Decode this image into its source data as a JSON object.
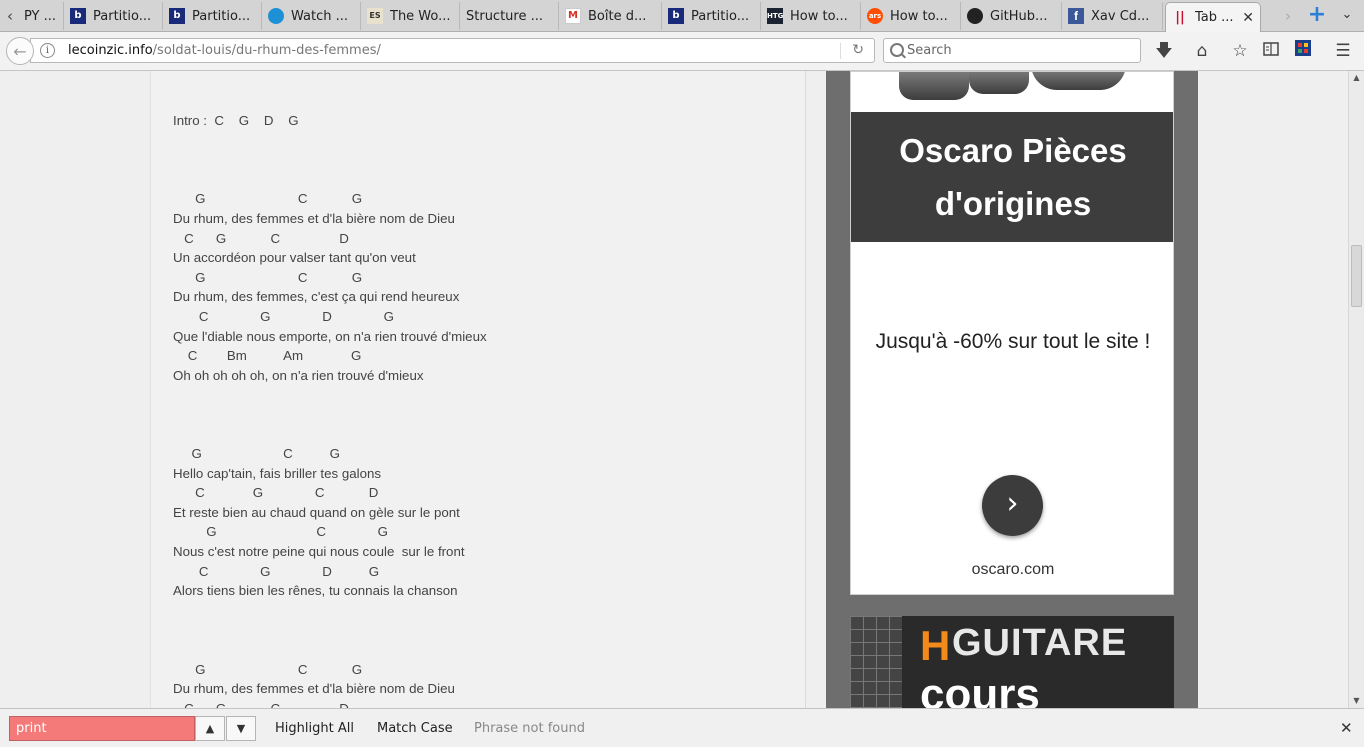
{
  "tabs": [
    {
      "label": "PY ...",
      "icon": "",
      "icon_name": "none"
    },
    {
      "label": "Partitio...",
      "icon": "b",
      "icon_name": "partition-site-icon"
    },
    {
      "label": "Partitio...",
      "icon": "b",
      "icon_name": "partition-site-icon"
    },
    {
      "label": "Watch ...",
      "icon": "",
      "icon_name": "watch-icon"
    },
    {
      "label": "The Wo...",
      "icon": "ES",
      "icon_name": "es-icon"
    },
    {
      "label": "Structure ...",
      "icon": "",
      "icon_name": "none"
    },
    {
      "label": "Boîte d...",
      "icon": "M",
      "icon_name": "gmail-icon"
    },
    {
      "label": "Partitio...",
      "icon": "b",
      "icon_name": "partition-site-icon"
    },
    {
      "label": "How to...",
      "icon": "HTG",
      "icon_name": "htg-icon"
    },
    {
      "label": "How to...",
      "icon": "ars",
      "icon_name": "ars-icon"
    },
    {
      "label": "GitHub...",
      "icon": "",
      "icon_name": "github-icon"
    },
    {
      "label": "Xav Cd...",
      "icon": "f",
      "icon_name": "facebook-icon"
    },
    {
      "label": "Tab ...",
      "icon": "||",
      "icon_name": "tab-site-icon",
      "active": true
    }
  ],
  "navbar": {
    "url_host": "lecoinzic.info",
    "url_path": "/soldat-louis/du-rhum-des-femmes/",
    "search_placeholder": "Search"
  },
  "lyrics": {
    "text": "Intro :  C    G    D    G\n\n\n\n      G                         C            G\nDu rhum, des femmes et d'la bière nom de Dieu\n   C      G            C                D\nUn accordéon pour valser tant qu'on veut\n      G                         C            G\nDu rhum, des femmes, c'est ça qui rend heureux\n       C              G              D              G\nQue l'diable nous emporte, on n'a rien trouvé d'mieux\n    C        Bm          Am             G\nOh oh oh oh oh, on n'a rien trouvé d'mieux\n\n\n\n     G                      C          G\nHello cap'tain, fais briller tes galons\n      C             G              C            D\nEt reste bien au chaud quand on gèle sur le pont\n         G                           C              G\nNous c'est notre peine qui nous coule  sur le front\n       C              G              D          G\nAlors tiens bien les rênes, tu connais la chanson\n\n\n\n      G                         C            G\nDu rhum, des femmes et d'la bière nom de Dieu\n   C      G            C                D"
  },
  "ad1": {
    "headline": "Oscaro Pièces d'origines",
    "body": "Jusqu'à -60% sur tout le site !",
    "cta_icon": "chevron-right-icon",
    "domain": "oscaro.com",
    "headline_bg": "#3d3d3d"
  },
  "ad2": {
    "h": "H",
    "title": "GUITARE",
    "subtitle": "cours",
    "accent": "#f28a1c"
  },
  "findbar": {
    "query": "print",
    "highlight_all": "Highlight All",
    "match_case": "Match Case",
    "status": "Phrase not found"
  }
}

━━━━━━━━

Leave out every picture and copy the rest of the records exactly.

◆ Task solution
Decode this image into its source data as a JSON object.
{
  "tabs": [
    {
      "label": "PY ...",
      "icon": "",
      "icon_name": "none"
    },
    {
      "label": "Partitio...",
      "icon": "b",
      "icon_name": "partition-site-icon"
    },
    {
      "label": "Partitio...",
      "icon": "b",
      "icon_name": "partition-site-icon"
    },
    {
      "label": "Watch ...",
      "icon": "",
      "icon_name": "watch-icon"
    },
    {
      "label": "The Wo...",
      "icon": "ES",
      "icon_name": "es-icon"
    },
    {
      "label": "Structure ...",
      "icon": "",
      "icon_name": "none"
    },
    {
      "label": "Boîte d...",
      "icon": "M",
      "icon_name": "gmail-icon"
    },
    {
      "label": "Partitio...",
      "icon": "b",
      "icon_name": "partition-site-icon"
    },
    {
      "label": "How to...",
      "icon": "HTG",
      "icon_name": "htg-icon"
    },
    {
      "label": "How to...",
      "icon": "ars",
      "icon_name": "ars-icon"
    },
    {
      "label": "GitHub...",
      "icon": "",
      "icon_name": "github-icon"
    },
    {
      "label": "Xav Cd...",
      "icon": "f",
      "icon_name": "facebook-icon"
    },
    {
      "label": "Tab ...",
      "icon": "||",
      "icon_name": "tab-site-icon",
      "active": true
    }
  ],
  "navbar": {
    "url_host": "lecoinzic.info",
    "url_path": "/soldat-louis/du-rhum-des-femmes/",
    "search_placeholder": "Search"
  },
  "lyrics": {
    "text": "Intro :  C    G    D    G\n\n\n\n      G                         C            G\nDu rhum, des femmes et d'la bière nom de Dieu\n   C      G            C                D\nUn accordéon pour valser tant qu'on veut\n      G                         C            G\nDu rhum, des femmes, c'est ça qui rend heureux\n       C              G              D              G\nQue l'diable nous emporte, on n'a rien trouvé d'mieux\n    C        Bm          Am             G\nOh oh oh oh oh, on n'a rien trouvé d'mieux\n\n\n\n     G                      C          G\nHello cap'tain, fais briller tes galons\n      C             G              C            D\nEt reste bien au chaud quand on gèle sur le pont\n         G                           C              G\nNous c'est notre peine qui nous coule  sur le front\n       C              G              D          G\nAlors tiens bien les rênes, tu connais la chanson\n\n\n\n      G                         C            G\nDu rhum, des femmes et d'la bière nom de Dieu\n   C      G            C                D"
  },
  "ad1": {
    "headline": "Oscaro Pièces d'origines",
    "body": "Jusqu'à -60% sur tout le site !",
    "cta_icon": "chevron-right-icon",
    "domain": "oscaro.com",
    "headline_bg": "#3d3d3d"
  },
  "ad2": {
    "h": "H",
    "title": "GUITARE",
    "subtitle": "cours",
    "accent": "#f28a1c"
  },
  "findbar": {
    "query": "print",
    "highlight_all": "Highlight All",
    "match_case": "Match Case",
    "status": "Phrase not found"
  }
}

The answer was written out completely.